**RECORDS TO USE:**

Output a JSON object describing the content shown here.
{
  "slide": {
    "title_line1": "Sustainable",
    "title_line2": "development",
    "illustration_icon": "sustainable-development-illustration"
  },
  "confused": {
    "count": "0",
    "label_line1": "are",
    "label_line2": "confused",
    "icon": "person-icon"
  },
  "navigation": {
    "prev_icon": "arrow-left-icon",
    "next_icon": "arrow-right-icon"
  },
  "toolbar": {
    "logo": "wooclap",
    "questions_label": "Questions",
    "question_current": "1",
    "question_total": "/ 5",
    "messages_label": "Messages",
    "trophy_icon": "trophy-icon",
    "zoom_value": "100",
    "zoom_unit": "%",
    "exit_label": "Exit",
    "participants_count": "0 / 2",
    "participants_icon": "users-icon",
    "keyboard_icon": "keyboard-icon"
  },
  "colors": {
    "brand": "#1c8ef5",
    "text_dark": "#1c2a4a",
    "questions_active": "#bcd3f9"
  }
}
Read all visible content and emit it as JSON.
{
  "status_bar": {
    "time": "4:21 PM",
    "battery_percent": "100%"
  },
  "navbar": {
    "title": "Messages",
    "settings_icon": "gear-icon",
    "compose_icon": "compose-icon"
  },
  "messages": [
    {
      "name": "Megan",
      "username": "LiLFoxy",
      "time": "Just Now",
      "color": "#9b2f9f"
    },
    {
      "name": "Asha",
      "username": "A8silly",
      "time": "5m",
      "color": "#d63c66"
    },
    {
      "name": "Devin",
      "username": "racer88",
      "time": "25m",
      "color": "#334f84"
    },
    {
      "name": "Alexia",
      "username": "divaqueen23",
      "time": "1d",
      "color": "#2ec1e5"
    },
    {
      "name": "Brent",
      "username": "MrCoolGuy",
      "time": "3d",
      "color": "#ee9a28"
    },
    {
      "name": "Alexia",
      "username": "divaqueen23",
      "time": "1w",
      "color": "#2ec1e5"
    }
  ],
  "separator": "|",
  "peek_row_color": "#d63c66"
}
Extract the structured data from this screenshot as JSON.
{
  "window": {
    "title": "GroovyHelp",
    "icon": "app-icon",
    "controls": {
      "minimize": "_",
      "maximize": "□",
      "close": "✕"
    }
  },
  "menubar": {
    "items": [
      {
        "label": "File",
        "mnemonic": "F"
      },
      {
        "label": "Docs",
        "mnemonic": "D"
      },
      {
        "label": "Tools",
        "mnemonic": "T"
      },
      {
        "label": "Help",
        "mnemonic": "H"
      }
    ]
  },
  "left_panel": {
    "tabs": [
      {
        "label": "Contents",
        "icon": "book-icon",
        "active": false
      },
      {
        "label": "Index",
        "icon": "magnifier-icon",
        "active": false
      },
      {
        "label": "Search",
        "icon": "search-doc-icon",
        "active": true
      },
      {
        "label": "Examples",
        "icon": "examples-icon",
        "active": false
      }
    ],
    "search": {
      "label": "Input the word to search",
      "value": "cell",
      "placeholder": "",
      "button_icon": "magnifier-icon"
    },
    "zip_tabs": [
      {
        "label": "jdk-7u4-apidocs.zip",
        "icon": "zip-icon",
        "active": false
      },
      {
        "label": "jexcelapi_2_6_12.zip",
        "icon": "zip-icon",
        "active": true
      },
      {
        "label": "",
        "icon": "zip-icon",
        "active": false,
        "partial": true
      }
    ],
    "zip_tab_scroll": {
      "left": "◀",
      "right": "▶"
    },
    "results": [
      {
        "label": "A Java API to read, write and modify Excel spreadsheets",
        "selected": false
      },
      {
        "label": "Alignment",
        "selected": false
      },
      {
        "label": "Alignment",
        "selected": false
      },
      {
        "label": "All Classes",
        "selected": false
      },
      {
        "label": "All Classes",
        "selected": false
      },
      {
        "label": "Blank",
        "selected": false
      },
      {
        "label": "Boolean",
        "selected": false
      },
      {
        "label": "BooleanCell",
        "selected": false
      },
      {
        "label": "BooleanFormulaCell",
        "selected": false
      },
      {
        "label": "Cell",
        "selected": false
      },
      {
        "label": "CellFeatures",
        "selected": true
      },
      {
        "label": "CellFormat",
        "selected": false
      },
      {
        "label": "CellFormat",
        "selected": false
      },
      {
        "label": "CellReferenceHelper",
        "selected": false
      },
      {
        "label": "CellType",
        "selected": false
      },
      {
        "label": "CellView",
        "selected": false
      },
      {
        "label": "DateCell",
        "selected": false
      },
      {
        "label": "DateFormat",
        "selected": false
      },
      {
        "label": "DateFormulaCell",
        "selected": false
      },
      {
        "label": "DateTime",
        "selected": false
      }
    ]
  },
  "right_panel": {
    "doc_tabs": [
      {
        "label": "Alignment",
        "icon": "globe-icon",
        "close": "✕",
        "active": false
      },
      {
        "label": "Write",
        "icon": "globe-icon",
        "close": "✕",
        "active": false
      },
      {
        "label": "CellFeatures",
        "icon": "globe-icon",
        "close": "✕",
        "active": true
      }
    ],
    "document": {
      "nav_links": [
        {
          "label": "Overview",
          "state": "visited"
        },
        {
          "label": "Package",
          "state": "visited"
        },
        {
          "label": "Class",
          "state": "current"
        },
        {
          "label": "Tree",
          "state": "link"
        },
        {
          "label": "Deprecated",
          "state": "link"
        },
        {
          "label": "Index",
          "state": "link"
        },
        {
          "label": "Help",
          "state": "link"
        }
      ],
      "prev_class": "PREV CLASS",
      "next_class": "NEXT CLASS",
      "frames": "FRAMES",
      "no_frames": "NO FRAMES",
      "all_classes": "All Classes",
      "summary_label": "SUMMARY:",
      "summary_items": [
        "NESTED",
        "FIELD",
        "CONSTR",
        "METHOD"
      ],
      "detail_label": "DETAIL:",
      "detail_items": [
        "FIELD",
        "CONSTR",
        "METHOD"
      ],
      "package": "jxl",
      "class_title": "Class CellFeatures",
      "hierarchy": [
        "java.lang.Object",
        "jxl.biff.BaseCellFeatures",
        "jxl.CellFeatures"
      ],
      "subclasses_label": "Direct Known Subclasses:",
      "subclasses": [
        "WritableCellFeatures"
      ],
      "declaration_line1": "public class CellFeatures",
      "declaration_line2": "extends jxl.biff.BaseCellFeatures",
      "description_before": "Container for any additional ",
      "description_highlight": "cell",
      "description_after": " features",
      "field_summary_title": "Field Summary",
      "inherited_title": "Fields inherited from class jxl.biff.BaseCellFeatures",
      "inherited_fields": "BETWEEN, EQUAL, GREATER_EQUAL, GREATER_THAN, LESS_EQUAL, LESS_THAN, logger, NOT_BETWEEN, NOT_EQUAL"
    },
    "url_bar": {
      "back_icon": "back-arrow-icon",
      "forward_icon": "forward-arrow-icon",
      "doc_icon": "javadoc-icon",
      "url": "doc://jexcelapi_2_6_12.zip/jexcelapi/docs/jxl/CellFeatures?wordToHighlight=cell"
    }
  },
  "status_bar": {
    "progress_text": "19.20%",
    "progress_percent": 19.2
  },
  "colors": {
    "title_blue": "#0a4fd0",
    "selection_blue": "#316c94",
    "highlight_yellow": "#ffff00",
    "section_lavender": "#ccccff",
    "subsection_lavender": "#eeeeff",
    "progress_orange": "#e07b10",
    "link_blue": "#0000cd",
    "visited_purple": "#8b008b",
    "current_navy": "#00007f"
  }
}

**PROBLEM DETAILS:**
Return every line of the preceding records in which the word "JSON" appears.

**FULL OUTPUT:**
Output a JSON object describing the content shown here.
Read all visible content and emit it as JSON.
Extract the structured data from this screenshot as JSON.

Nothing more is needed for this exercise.